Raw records
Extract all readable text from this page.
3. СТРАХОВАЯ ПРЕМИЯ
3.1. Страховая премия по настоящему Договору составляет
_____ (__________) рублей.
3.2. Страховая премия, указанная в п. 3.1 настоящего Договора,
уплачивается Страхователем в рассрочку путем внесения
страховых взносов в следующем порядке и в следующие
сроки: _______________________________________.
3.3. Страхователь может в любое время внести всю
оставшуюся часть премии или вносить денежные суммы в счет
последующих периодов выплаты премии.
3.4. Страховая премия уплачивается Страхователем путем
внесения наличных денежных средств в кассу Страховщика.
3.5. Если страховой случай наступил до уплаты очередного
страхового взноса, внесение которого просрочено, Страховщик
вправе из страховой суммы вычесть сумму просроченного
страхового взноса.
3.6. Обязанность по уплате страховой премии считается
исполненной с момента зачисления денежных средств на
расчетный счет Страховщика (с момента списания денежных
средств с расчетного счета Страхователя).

* * *

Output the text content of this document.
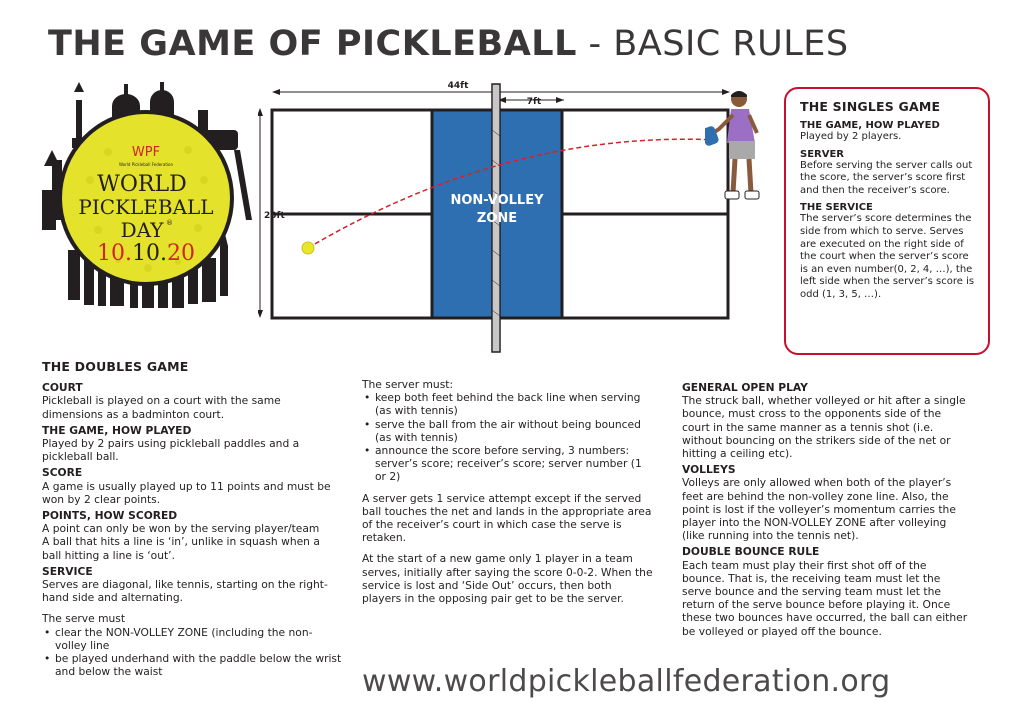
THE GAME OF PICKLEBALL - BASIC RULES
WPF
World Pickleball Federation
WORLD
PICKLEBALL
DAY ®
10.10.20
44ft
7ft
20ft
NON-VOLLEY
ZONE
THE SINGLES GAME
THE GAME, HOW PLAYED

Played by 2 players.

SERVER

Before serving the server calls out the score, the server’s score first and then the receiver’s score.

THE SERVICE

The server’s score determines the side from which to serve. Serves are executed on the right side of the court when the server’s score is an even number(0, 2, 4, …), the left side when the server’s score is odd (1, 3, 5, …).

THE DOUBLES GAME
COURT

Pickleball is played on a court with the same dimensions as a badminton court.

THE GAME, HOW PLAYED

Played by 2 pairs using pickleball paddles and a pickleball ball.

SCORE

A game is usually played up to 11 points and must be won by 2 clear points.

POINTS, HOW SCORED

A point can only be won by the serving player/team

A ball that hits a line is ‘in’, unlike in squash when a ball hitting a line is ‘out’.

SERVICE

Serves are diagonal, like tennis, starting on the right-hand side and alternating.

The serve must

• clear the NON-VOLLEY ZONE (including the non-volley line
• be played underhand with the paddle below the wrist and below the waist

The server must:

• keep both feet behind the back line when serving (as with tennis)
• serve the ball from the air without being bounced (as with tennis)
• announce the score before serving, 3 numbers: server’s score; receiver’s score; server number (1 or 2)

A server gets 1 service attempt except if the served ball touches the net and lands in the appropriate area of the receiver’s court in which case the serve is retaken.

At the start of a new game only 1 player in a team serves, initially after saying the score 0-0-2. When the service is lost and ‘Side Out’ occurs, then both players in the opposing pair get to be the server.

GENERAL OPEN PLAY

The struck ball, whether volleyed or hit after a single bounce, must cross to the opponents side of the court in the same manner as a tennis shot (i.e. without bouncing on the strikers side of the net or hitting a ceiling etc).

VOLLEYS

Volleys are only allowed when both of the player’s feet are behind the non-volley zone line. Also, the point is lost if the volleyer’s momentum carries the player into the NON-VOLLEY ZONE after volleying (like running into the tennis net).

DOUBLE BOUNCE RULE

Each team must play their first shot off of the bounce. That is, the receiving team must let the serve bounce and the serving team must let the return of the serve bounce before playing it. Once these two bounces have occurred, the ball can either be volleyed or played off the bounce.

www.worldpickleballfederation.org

Required task. In the entries above, some lines may contain the string "shot"; report how many, without additional comment.

Full answer. 2